----- RECORDS FOR PROCESSING

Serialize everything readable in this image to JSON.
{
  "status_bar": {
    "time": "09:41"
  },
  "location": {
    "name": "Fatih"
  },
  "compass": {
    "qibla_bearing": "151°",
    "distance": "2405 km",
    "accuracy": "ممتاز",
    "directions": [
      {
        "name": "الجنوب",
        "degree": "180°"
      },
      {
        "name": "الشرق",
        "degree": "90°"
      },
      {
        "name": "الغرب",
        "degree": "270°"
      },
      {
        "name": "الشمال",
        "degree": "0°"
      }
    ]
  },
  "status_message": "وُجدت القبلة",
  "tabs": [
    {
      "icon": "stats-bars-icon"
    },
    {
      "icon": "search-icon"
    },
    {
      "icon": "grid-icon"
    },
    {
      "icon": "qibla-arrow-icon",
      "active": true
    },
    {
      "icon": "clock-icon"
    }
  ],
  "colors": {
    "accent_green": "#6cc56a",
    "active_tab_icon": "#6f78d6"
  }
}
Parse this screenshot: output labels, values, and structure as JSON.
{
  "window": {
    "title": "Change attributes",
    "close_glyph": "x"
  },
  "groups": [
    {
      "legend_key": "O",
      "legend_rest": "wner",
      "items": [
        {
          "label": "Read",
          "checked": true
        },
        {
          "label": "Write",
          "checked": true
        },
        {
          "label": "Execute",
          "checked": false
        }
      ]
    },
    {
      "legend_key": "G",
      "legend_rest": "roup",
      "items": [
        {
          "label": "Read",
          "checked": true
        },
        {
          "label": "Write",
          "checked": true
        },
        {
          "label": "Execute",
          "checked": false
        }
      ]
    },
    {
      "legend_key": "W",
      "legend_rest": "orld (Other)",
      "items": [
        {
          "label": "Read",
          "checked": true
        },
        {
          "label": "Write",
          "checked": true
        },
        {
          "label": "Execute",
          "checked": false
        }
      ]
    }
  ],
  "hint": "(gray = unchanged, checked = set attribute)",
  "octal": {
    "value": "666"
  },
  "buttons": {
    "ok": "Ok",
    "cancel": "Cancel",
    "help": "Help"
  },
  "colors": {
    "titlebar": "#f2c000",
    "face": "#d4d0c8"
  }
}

----------

* [EXERCISE PROMPT]: Every line above needs to be retyped exactly.

* [COMPLETE RESPONSE]:
Serialize everything readable in this image to JSON.
{
  "status_bar": {
    "time": "09:41"
  },
  "location": {
    "name": "Fatih"
  },
  "compass": {
    "qibla_bearing": "151°",
    "distance": "2405 km",
    "accuracy": "ممتاز",
    "directions": [
      {
        "name": "الجنوب",
        "degree": "180°"
      },
      {
        "name": "الشرق",
        "degree": "90°"
      },
      {
        "name": "الغرب",
        "degree": "270°"
      },
      {
        "name": "الشمال",
        "degree": "0°"
      }
    ]
  },
  "status_message": "وُجدت القبلة",
  "tabs": [
    {
      "icon": "stats-bars-icon"
    },
    {
      "icon": "search-icon"
    },
    {
      "icon": "grid-icon"
    },
    {
      "icon": "qibla-arrow-icon",
      "active": true
    },
    {
      "icon": "clock-icon"
    }
  ],
  "colors": {
    "accent_green": "#6cc56a",
    "active_tab_icon": "#6f78d6"
  }
}
Parse this screenshot: output labels, values, and structure as JSON.
{
  "window": {
    "title": "Change attributes",
    "close_glyph": "x"
  },
  "groups": [
    {
      "legend_key": "O",
      "legend_rest": "wner",
      "items": [
        {
          "label": "Read",
          "checked": true
        },
        {
          "label": "Write",
          "checked": true
        },
        {
          "label": "Execute",
          "checked": false
        }
      ]
    },
    {
      "legend_key": "G",
      "legend_rest": "roup",
      "items": [
        {
          "label": "Read",
          "checked": true
        },
        {
          "label": "Write",
          "checked": true
        },
        {
          "label": "Execute",
          "checked": false
        }
      ]
    },
    {
      "legend_key": "W",
      "legend_rest": "orld (Other)",
      "items": [
        {
          "label": "Read",
          "checked": true
        },
        {
          "label": "Write",
          "checked": true
        },
        {
          "label": "Execute",
          "checked": false
        }
      ]
    }
  ],
  "hint": "(gray = unchanged, checked = set attribute)",
  "octal": {
    "value": "666"
  },
  "buttons": {
    "ok": "Ok",
    "cancel": "Cancel",
    "help": "Help"
  },
  "colors": {
    "titlebar": "#f2c000",
    "face": "#d4d0c8"
  }
}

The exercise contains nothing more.